━━━ Dataset extract ━━━

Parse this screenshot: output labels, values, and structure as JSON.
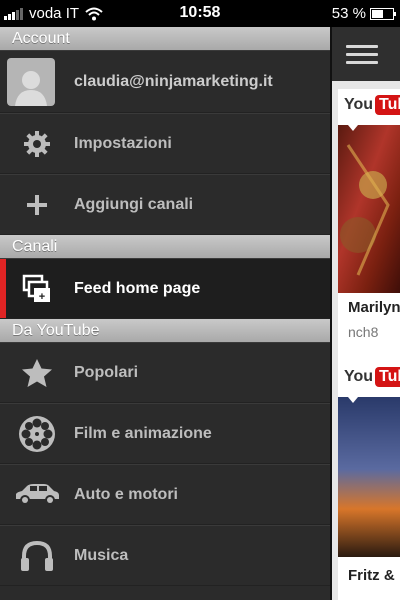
{
  "status_bar": {
    "carrier": "voda IT",
    "time": "10:58",
    "battery": "53 %",
    "battery_level": 0.53
  },
  "sidebar": {
    "sections": [
      {
        "header": "Account",
        "items": [
          {
            "label": "claudia@ninjamarketing.it",
            "icon": "avatar"
          },
          {
            "label": "Impostazioni",
            "icon": "gear-icon"
          },
          {
            "label": "Aggiungi canali",
            "icon": "plus-icon"
          }
        ]
      },
      {
        "header": "Canali",
        "items": [
          {
            "label": "Feed home page",
            "icon": "feed-icon",
            "active": true
          }
        ]
      },
      {
        "header": "Da YouTube",
        "items": [
          {
            "label": "Popolari",
            "icon": "star-icon"
          },
          {
            "label": "Film e animazione",
            "icon": "film-reel-icon"
          },
          {
            "label": "Auto e motori",
            "icon": "car-icon"
          },
          {
            "label": "Musica",
            "icon": "headphones-icon"
          }
        ]
      }
    ]
  },
  "feed": {
    "logo_you": "You",
    "logo_tube": "Tube",
    "cards": [
      {
        "title": "Marilyn",
        "subtitle": "nch8"
      },
      {
        "title": "Fritz &",
        "subtitle": ""
      }
    ]
  },
  "colors": {
    "accent": "#e02424",
    "sidebar_bg": "#2b2b2b",
    "section_header": "#b5b5b5",
    "youtube_red": "#d41414"
  }
}
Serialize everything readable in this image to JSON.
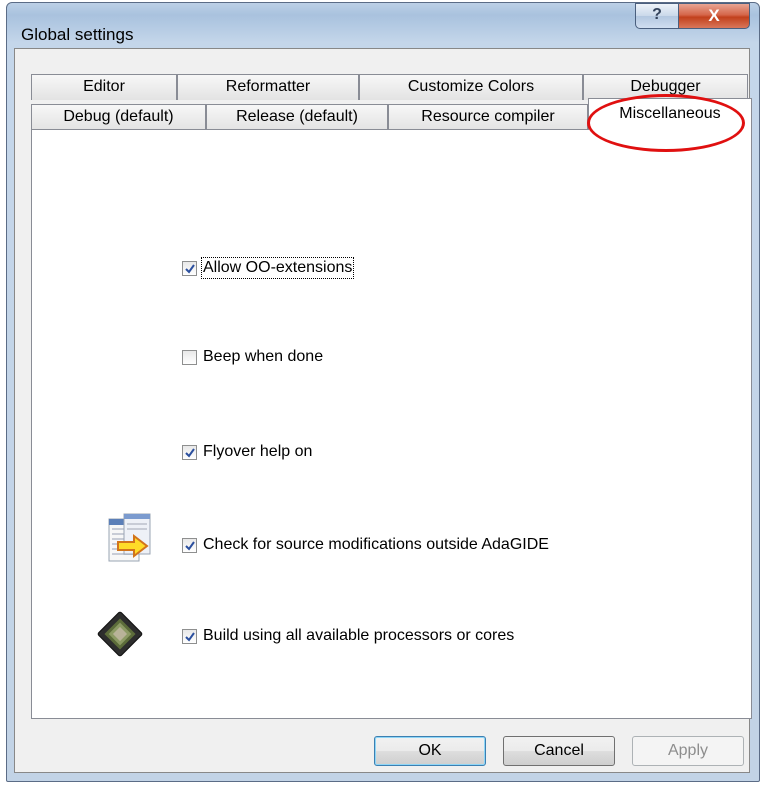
{
  "window": {
    "title": "Global settings",
    "help_label": "?",
    "close_label": "X"
  },
  "tabs_back": [
    "Editor",
    "Reformatter",
    "Customize Colors",
    "Debugger"
  ],
  "tabs_front": [
    "Debug (default)",
    "Release (default)",
    "Resource compiler",
    "Miscellaneous"
  ],
  "active_tab": "Miscellaneous",
  "options": [
    {
      "label": "Allow OO-extensions",
      "checked": true
    },
    {
      "label": "Beep when done",
      "checked": false
    },
    {
      "label": "Flyover help on",
      "checked": true
    },
    {
      "label": "Check for source modifications outside AdaGIDE",
      "checked": true,
      "icon": "file-compare-arrow-icon"
    },
    {
      "label": "Build using all available processors or cores",
      "checked": true,
      "icon": "processor-chip-icon"
    }
  ],
  "buttons": {
    "ok": "OK",
    "cancel": "Cancel",
    "apply": "Apply"
  },
  "colors": {
    "highlight_circle": "#e01010",
    "accent": "#3c7fb1"
  }
}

━━━

● **To do**: The records above should be reproduced exactly, with no pictures included.

● **Solution to this task**:
Parse this screenshot: output labels, values, and structure as JSON.
{
  "status_bar": {
    "carrier": "voda IT",
    "time": "10:58",
    "battery": "53 %",
    "battery_level": 0.53
  },
  "sidebar": {
    "sections": [
      {
        "header": "Account",
        "items": [
          {
            "label": "claudia@ninjamarketing.it",
            "icon": "avatar"
          },
          {
            "label": "Impostazioni",
            "icon": "gear-icon"
          },
          {
            "label": "Aggiungi canali",
            "icon": "plus-icon"
          }
        ]
      },
      {
        "header": "Canali",
        "items": [
          {
            "label": "Feed home page",
            "icon": "feed-icon",
            "active": true
          }
        ]
      },
      {
        "header": "Da YouTube",
        "items": [
          {
            "label": "Popolari",
            "icon": "star-icon"
          },
          {
            "label": "Film e animazione",
            "icon": "film-reel-icon"
          },
          {
            "label": "Auto e motori",
            "icon": "car-icon"
          },
          {
            "label": "Musica",
            "icon": "headphones-icon"
          }
        ]
      }
    ]
  },
  "feed": {
    "logo_you": "You",
    "logo_tube": "Tube",
    "cards": [
      {
        "title": "Marilyn",
        "subtitle": "nch8"
      },
      {
        "title": "Fritz &",
        "subtitle": ""
      }
    ]
  },
  "colors": {
    "accent": "#e02424",
    "sidebar_bg": "#2b2b2b",
    "section_header": "#b5b5b5",
    "youtube_red": "#d41414"
  }
}
Serialize everything readable in this image to JSON.
{
  "window": {
    "title": "Global settings",
    "help_label": "?",
    "close_label": "X"
  },
  "tabs_back": [
    "Editor",
    "Reformatter",
    "Customize Colors",
    "Debugger"
  ],
  "tabs_front": [
    "Debug (default)",
    "Release (default)",
    "Resource compiler",
    "Miscellaneous"
  ],
  "active_tab": "Miscellaneous",
  "options": [
    {
      "label": "Allow OO-extensions",
      "checked": true
    },
    {
      "label": "Beep when done",
      "checked": false
    },
    {
      "label": "Flyover help on",
      "checked": true
    },
    {
      "label": "Check for source modifications outside AdaGIDE",
      "checked": true,
      "icon": "file-compare-arrow-icon"
    },
    {
      "label": "Build using all available processors or cores",
      "checked": true,
      "icon": "processor-chip-icon"
    }
  ],
  "buttons": {
    "ok": "OK",
    "cancel": "Cancel",
    "apply": "Apply"
  },
  "colors": {
    "highlight_circle": "#e01010",
    "accent": "#3c7fb1"
  }
}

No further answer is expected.